*OBJECTIVE*. Filter the listing and keep only the lines with the word "title".

*RECORD SET*.
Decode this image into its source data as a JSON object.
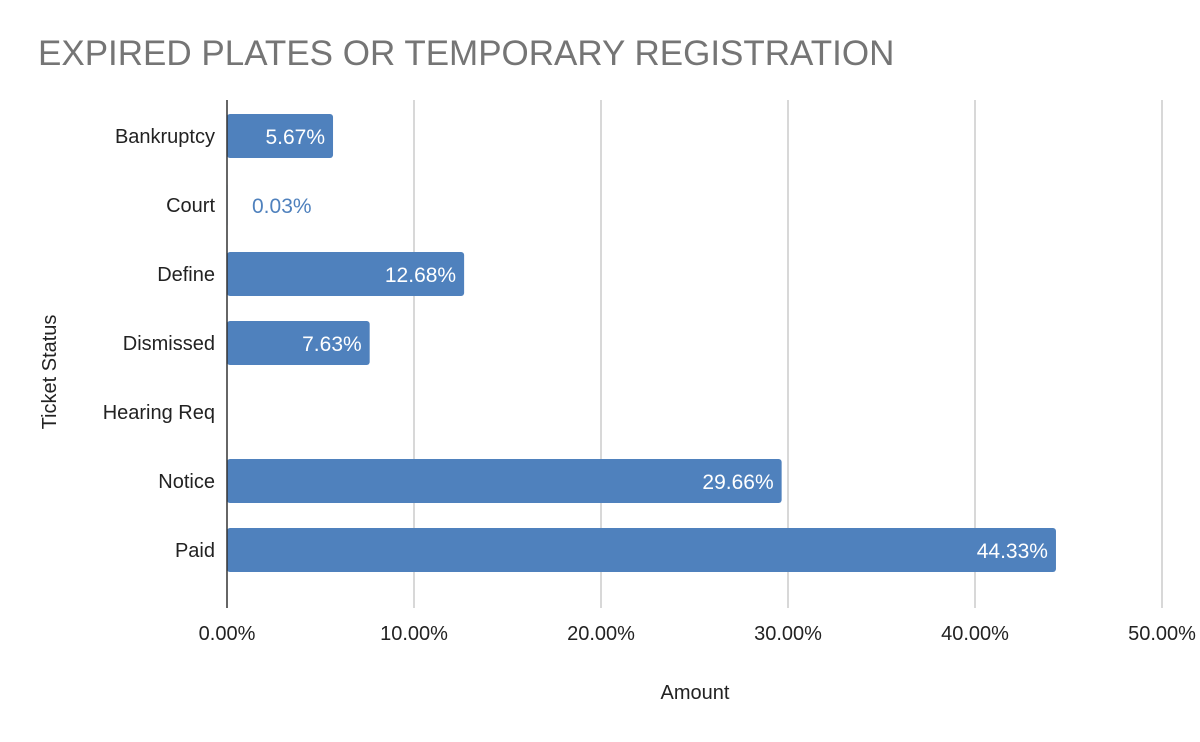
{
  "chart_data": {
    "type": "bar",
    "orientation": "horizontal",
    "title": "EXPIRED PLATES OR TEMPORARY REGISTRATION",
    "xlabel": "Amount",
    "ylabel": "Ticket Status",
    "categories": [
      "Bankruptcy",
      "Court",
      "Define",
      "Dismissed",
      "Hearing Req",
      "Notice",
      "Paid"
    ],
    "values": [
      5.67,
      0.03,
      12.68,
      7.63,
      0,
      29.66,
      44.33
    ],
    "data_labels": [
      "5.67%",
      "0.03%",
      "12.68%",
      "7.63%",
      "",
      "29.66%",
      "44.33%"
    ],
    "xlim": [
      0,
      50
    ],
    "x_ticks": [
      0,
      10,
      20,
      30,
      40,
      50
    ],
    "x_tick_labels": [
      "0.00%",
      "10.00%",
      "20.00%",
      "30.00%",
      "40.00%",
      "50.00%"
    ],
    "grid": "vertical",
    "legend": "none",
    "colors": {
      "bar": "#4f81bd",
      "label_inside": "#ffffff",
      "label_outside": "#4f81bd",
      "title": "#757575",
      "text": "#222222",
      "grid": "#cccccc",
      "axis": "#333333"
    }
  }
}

*RESPONSE*.
    "title": "EXPIRED PLATES OR TEMPORARY REGISTRATION",
      "title": "#757575",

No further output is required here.